JOB ->
Below is a set of records. Repeat all of them exactly.

ENTRIES ->
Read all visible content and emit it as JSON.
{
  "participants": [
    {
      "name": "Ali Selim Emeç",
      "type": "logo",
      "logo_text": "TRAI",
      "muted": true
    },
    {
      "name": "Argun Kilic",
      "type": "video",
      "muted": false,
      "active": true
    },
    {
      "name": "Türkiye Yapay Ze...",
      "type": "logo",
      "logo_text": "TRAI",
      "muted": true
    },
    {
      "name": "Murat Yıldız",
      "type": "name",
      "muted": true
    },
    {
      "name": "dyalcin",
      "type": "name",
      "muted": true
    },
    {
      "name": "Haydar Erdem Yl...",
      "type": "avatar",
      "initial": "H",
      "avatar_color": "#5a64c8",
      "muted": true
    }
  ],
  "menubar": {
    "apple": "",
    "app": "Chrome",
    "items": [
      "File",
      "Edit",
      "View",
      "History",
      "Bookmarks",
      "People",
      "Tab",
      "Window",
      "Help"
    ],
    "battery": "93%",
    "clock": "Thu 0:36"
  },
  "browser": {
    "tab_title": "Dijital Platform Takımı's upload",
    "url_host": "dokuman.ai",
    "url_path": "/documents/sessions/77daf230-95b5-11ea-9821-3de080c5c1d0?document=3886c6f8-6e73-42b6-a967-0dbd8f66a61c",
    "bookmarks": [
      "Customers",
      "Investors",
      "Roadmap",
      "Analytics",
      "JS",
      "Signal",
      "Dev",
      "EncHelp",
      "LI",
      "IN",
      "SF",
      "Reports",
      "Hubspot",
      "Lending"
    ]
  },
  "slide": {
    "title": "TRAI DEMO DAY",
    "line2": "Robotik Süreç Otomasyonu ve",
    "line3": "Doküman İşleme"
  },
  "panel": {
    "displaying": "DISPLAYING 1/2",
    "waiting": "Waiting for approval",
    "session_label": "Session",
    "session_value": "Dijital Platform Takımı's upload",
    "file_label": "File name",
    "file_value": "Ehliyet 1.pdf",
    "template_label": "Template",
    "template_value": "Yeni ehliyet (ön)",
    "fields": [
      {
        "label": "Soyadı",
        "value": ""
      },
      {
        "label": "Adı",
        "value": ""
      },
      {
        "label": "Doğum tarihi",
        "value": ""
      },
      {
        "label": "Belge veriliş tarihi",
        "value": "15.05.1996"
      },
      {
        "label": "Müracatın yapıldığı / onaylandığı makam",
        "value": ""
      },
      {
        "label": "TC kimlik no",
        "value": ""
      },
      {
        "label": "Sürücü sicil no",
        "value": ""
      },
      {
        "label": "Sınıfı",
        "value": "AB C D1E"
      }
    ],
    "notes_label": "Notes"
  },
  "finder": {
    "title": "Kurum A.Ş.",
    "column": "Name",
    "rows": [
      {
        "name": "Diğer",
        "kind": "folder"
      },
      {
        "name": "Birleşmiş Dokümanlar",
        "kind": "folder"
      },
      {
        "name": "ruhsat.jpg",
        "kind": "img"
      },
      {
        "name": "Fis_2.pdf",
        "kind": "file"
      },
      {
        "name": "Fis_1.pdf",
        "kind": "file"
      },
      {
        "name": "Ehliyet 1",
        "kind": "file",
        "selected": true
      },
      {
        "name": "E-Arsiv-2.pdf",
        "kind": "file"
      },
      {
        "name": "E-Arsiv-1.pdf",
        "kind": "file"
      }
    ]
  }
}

RESULT BELOW ->
Read all visible content and emit it as JSON.
{
  "participants": [
    {
      "name": "Ali Selim Emeç",
      "type": "logo",
      "logo_text": "TRAI",
      "muted": true
    },
    {
      "name": "Argun Kilic",
      "type": "video",
      "muted": false,
      "active": true
    },
    {
      "name": "Türkiye Yapay Ze...",
      "type": "logo",
      "logo_text": "TRAI",
      "muted": true
    },
    {
      "name": "Murat Yıldız",
      "type": "name",
      "muted": true
    },
    {
      "name": "dyalcin",
      "type": "name",
      "muted": true
    },
    {
      "name": "Haydar Erdem Yl...",
      "type": "avatar",
      "initial": "H",
      "avatar_color": "#5a64c8",
      "muted": true
    }
  ],
  "menubar": {
    "apple": "",
    "app": "Chrome",
    "items": [
      "File",
      "Edit",
      "View",
      "History",
      "Bookmarks",
      "People",
      "Tab",
      "Window",
      "Help"
    ],
    "battery": "93%",
    "clock": "Thu 0:36"
  },
  "browser": {
    "tab_title": "Dijital Platform Takımı's upload",
    "url_host": "dokuman.ai",
    "url_path": "/documents/sessions/77daf230-95b5-11ea-9821-3de080c5c1d0?document=3886c6f8-6e73-42b6-a967-0dbd8f66a61c",
    "bookmarks": [
      "Customers",
      "Investors",
      "Roadmap",
      "Analytics",
      "JS",
      "Signal",
      "Dev",
      "EncHelp",
      "LI",
      "IN",
      "SF",
      "Reports",
      "Hubspot",
      "Lending"
    ]
  },
  "slide": {
    "title": "TRAI DEMO DAY",
    "line2": "Robotik Süreç Otomasyonu ve",
    "line3": "Doküman İşleme"
  },
  "panel": {
    "displaying": "DISPLAYING 1/2",
    "waiting": "Waiting for approval",
    "session_label": "Session",
    "session_value": "Dijital Platform Takımı's upload",
    "file_label": "File name",
    "file_value": "Ehliyet 1.pdf",
    "template_label": "Template",
    "template_value": "Yeni ehliyet (ön)",
    "fields": [
      {
        "label": "Soyadı",
        "value": ""
      },
      {
        "label": "Adı",
        "value": ""
      },
      {
        "label": "Doğum tarihi",
        "value": ""
      },
      {
        "label": "Belge veriliş tarihi",
        "value": "15.05.1996"
      },
      {
        "label": "Müracatın yapıldığı / onaylandığı makam",
        "value": ""
      },
      {
        "label": "TC kimlik no",
        "value": ""
      },
      {
        "label": "Sürücü sicil no",
        "value": ""
      },
      {
        "label": "Sınıfı",
        "value": "AB C D1E"
      }
    ],
    "notes_label": "Notes"
  },
  "finder": {
    "title": "Kurum A.Ş.",
    "column": "Name",
    "rows": [
      {
        "name": "Diğer",
        "kind": "folder"
      },
      {
        "name": "Birleşmiş Dokümanlar",
        "kind": "folder"
      },
      {
        "name": "ruhsat.jpg",
        "kind": "img"
      },
      {
        "name": "Fis_2.pdf",
        "kind": "file"
      },
      {
        "name": "Fis_1.pdf",
        "kind": "file"
      },
      {
        "name": "Ehliyet 1",
        "kind": "file",
        "selected": true
      },
      {
        "name": "E-Arsiv-2.pdf",
        "kind": "file"
      },
      {
        "name": "E-Arsiv-1.pdf",
        "kind": "file"
      }
    ]
  }
}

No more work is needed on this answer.